Stored data entries
══════════

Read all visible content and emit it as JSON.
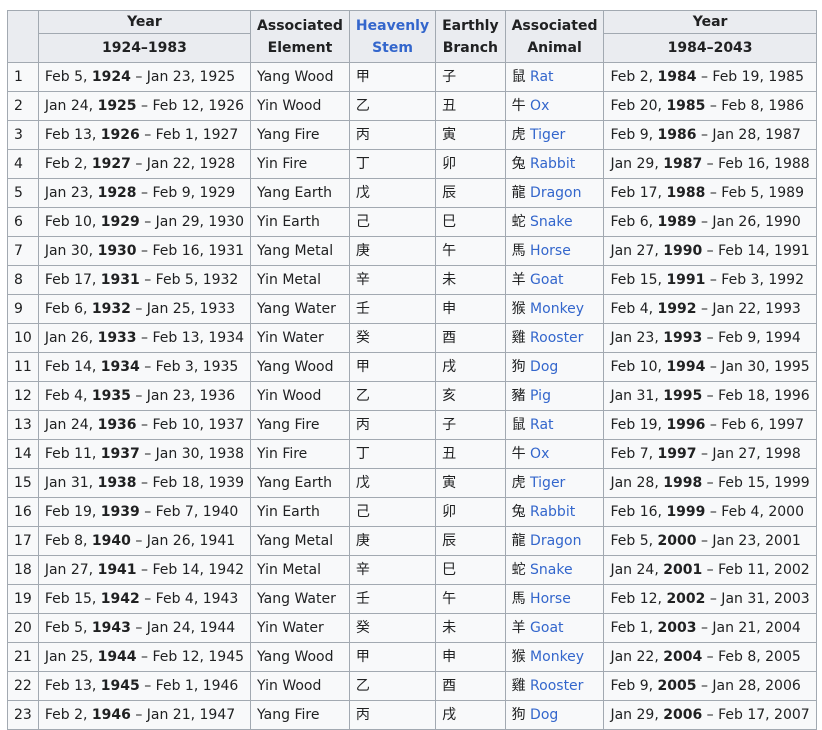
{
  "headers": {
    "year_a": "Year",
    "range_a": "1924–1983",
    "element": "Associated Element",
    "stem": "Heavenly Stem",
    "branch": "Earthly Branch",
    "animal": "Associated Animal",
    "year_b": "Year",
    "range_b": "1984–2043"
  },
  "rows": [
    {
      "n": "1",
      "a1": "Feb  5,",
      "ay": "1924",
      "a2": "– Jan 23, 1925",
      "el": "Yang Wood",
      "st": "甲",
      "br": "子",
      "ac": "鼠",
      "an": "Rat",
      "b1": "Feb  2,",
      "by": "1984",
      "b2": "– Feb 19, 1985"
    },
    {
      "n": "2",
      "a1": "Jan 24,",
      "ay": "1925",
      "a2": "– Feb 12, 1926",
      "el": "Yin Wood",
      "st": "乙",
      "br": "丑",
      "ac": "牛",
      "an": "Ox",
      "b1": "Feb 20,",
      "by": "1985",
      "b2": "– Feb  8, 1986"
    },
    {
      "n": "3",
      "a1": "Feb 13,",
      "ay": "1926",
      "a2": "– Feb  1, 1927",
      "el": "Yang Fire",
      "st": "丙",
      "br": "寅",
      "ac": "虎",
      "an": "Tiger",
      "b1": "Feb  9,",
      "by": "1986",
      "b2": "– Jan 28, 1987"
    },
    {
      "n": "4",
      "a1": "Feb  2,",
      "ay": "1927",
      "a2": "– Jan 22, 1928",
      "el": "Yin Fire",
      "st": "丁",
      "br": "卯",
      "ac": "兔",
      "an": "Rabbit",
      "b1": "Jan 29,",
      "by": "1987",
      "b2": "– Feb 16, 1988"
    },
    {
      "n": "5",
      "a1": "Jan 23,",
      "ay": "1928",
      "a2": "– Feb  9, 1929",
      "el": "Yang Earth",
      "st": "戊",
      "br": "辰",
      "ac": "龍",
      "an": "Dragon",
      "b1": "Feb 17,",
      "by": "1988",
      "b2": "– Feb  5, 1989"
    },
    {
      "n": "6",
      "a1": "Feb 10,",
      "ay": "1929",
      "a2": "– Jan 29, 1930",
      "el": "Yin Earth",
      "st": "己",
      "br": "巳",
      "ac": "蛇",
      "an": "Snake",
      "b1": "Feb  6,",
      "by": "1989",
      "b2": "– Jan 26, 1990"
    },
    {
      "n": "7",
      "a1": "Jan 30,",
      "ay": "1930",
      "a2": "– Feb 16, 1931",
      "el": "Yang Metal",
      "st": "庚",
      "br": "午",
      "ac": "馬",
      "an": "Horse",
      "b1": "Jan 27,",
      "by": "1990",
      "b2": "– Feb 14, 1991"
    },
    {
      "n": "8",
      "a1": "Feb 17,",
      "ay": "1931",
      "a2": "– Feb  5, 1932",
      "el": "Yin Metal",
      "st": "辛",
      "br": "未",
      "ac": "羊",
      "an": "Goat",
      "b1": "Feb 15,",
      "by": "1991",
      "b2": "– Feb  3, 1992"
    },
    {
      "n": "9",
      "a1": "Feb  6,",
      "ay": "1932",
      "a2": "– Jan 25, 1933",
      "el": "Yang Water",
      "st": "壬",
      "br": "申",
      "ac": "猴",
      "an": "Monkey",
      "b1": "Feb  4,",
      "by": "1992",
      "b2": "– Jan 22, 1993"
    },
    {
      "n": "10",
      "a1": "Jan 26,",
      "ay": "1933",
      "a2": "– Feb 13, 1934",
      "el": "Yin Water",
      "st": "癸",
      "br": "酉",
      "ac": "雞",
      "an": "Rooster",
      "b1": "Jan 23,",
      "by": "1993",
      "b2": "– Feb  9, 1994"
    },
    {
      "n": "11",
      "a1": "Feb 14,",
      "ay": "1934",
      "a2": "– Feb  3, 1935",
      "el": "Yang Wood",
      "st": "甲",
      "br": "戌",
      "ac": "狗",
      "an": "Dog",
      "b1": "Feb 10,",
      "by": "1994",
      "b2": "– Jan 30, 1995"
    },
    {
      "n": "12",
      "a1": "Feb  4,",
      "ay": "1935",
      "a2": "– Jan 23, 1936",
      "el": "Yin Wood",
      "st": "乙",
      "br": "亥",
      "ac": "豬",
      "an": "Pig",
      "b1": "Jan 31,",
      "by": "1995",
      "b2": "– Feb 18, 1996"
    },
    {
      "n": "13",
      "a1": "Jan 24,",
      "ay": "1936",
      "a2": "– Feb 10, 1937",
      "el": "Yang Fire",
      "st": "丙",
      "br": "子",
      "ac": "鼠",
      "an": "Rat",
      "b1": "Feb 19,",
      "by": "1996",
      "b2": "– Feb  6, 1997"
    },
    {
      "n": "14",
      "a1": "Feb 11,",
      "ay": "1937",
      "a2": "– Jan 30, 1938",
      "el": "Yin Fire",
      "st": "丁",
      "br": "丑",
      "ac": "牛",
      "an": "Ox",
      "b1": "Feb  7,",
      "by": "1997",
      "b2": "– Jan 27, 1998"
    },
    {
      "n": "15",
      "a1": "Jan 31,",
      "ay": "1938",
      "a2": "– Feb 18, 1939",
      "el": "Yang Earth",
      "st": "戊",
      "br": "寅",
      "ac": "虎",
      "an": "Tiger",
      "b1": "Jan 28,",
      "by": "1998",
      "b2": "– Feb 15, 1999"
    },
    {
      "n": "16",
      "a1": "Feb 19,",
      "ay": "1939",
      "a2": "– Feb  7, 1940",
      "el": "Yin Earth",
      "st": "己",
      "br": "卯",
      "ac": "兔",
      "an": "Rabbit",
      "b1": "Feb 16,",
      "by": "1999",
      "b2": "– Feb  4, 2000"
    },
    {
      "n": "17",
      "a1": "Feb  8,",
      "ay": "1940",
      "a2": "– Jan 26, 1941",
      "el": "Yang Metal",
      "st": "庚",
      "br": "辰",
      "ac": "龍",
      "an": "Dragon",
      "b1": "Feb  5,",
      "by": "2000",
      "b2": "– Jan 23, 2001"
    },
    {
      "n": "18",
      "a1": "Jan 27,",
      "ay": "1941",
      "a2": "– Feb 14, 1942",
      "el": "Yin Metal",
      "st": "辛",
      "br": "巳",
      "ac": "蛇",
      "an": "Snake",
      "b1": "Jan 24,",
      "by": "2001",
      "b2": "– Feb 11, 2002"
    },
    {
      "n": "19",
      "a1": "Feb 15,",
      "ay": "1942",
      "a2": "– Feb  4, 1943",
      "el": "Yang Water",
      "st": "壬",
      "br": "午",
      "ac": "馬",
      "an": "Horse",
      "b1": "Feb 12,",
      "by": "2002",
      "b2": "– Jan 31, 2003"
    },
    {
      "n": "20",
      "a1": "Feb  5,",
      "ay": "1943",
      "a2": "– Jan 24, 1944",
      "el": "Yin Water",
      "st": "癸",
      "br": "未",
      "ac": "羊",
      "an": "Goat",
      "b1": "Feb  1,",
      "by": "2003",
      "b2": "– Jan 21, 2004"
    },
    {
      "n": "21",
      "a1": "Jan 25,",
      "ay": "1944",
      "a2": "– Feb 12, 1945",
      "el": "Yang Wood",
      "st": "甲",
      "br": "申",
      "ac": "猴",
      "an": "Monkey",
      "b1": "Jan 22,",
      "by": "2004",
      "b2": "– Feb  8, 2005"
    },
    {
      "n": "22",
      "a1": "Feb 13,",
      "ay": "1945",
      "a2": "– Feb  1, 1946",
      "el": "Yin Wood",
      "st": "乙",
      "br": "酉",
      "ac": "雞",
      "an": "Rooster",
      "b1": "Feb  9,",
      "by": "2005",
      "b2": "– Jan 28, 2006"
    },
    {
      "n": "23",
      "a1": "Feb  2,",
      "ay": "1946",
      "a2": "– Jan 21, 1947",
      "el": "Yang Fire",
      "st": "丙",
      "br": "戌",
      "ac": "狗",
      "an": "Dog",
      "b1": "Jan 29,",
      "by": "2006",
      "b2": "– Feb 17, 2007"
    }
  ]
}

══════════

Task => Identify each line holding the string "Associated", and copy it out.

Expected output =>
    "element": "Associated Element",
    "animal": "Associated Animal",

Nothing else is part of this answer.